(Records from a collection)
********
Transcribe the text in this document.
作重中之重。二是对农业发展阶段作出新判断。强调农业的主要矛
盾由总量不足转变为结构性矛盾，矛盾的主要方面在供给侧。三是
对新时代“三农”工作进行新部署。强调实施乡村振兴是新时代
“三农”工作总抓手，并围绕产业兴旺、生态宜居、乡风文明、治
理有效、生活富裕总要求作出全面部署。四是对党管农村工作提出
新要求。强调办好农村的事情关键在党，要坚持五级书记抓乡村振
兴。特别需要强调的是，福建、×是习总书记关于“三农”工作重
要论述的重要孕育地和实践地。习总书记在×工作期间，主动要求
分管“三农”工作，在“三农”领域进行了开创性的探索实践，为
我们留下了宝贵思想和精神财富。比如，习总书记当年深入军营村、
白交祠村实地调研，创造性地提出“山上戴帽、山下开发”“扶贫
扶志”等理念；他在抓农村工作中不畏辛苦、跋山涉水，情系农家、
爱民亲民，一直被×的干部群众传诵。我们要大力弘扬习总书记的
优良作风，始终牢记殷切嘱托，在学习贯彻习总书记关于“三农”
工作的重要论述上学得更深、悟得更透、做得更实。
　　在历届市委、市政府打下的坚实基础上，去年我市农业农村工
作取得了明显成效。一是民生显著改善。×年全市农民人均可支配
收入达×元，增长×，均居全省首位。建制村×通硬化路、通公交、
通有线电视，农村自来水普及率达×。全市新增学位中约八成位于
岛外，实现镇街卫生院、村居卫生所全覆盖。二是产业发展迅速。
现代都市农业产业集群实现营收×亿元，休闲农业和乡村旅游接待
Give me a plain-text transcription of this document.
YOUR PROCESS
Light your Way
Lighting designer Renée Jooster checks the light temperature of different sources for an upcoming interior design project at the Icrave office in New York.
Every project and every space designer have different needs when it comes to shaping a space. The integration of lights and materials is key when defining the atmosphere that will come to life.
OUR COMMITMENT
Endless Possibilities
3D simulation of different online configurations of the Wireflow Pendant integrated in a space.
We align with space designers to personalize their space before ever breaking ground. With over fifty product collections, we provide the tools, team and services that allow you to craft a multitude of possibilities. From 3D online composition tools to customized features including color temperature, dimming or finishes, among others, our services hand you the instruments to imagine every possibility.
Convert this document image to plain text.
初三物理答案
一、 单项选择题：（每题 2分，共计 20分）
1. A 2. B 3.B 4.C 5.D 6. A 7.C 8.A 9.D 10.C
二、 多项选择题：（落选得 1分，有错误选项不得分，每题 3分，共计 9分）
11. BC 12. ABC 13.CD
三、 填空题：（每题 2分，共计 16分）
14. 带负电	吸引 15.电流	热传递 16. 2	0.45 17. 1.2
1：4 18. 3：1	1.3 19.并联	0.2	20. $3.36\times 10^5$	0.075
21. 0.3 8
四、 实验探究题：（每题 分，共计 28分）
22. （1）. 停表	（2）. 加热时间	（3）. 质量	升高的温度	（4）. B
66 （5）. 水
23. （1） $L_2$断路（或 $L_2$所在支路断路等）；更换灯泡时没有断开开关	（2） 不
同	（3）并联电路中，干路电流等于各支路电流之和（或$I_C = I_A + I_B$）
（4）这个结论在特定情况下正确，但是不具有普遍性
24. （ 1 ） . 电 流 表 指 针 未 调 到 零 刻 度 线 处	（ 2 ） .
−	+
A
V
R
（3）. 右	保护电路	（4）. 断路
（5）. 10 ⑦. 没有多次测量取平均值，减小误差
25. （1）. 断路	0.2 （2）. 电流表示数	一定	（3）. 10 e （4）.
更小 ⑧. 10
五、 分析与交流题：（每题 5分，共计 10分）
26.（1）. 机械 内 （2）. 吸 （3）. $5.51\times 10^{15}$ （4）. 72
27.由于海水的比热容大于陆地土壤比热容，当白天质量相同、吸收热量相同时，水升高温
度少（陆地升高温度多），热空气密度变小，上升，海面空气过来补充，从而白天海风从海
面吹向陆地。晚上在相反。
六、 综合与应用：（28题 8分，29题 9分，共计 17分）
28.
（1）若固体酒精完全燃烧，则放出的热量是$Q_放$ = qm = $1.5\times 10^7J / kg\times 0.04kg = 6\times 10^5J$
********
• TASK PROMPT: Some lines of the data above may hold the word "that"; report how many do, and nothing else.

• RESULT FOR THIS TASK: 2